Directive →
Copy all the material below, exactly as it stands.

Data provided →
%%

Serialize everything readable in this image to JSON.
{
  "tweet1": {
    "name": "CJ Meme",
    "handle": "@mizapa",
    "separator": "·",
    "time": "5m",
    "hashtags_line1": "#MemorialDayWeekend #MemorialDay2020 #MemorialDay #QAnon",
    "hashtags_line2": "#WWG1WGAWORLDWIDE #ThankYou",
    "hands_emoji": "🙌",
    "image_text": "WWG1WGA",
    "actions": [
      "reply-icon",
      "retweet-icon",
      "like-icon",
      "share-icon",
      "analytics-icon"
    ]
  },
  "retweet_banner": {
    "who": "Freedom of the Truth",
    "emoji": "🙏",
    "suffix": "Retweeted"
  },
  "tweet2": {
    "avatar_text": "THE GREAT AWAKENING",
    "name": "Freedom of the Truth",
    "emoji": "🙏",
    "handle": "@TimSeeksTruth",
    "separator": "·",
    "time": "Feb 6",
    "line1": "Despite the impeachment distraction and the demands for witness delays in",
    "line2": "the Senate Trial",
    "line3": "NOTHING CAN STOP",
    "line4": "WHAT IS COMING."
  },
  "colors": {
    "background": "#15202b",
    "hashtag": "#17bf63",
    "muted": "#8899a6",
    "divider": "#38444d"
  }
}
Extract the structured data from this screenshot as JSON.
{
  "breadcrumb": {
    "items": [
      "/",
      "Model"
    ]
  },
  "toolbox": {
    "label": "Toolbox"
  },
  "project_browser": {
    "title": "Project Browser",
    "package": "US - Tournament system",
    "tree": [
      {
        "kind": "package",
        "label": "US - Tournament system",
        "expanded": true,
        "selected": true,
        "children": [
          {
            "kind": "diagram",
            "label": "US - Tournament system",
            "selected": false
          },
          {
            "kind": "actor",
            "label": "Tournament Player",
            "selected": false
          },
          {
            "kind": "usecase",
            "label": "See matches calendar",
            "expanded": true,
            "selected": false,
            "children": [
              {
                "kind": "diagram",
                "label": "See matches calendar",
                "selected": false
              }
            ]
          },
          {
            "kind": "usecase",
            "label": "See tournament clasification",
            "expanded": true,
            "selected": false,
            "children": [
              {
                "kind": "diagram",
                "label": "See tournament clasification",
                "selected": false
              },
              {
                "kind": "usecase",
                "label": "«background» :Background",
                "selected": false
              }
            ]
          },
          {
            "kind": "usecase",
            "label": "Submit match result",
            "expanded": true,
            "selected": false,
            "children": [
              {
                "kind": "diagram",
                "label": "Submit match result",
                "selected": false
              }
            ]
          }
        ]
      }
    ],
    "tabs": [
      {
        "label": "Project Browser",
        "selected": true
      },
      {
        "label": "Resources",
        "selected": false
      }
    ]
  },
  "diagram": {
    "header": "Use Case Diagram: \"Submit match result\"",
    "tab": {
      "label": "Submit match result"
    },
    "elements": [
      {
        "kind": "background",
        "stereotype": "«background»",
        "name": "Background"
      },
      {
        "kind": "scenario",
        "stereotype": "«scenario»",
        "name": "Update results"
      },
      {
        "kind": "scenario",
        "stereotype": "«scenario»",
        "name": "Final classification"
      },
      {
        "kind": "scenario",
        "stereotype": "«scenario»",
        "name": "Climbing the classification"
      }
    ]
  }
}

%%

Problem solution →
Serialize everything readable in this image to JSON.
{
  "tweet1": {
    "name": "CJ Meme",
    "handle": "@mizapa",
    "separator": "·",
    "time": "5m",
    "hashtags_line1": "#MemorialDayWeekend #MemorialDay2020 #MemorialDay #QAnon",
    "hashtags_line2": "#WWG1WGAWORLDWIDE #ThankYou",
    "hands_emoji": "🙌",
    "image_text": "WWG1WGA",
    "actions": [
      "reply-icon",
      "retweet-icon",
      "like-icon",
      "share-icon",
      "analytics-icon"
    ]
  },
  "retweet_banner": {
    "who": "Freedom of the Truth",
    "emoji": "🙏",
    "suffix": "Retweeted"
  },
  "tweet2": {
    "avatar_text": "THE GREAT AWAKENING",
    "name": "Freedom of the Truth",
    "emoji": "🙏",
    "handle": "@TimSeeksTruth",
    "separator": "·",
    "time": "Feb 6",
    "line1": "Despite the impeachment distraction and the demands for witness delays in",
    "line2": "the Senate Trial",
    "line3": "NOTHING CAN STOP",
    "line4": "WHAT IS COMING."
  },
  "colors": {
    "background": "#15202b",
    "hashtag": "#17bf63",
    "muted": "#8899a6",
    "divider": "#38444d"
  }
}
Extract the structured data from this screenshot as JSON.
{
  "breadcrumb": {
    "items": [
      "/",
      "Model"
    ]
  },
  "toolbox": {
    "label": "Toolbox"
  },
  "project_browser": {
    "title": "Project Browser",
    "package": "US - Tournament system",
    "tree": [
      {
        "kind": "package",
        "label": "US - Tournament system",
        "expanded": true,
        "selected": true,
        "children": [
          {
            "kind": "diagram",
            "label": "US - Tournament system",
            "selected": false
          },
          {
            "kind": "actor",
            "label": "Tournament Player",
            "selected": false
          },
          {
            "kind": "usecase",
            "label": "See matches calendar",
            "expanded": true,
            "selected": false,
            "children": [
              {
                "kind": "diagram",
                "label": "See matches calendar",
                "selected": false
              }
            ]
          },
          {
            "kind": "usecase",
            "label": "See tournament clasification",
            "expanded": true,
            "selected": false,
            "children": [
              {
                "kind": "diagram",
                "label": "See tournament clasification",
                "selected": false
              },
              {
                "kind": "usecase",
                "label": "«background» :Background",
                "selected": false
              }
            ]
          },
          {
            "kind": "usecase",
            "label": "Submit match result",
            "expanded": true,
            "selected": false,
            "children": [
              {
                "kind": "diagram",
                "label": "Submit match result",
                "selected": false
              }
            ]
          }
        ]
      }
    ],
    "tabs": [
      {
        "label": "Project Browser",
        "selected": true
      },
      {
        "label": "Resources",
        "selected": false
      }
    ]
  },
  "diagram": {
    "header": "Use Case Diagram: \"Submit match result\"",
    "tab": {
      "label": "Submit match result"
    },
    "elements": [
      {
        "kind": "background",
        "stereotype": "«background»",
        "name": "Background"
      },
      {
        "kind": "scenario",
        "stereotype": "«scenario»",
        "name": "Update results"
      },
      {
        "kind": "scenario",
        "stereotype": "«scenario»",
        "name": "Final classification"
      },
      {
        "kind": "scenario",
        "stereotype": "«scenario»",
        "name": "Climbing the classification"
      }
    ]
  }
}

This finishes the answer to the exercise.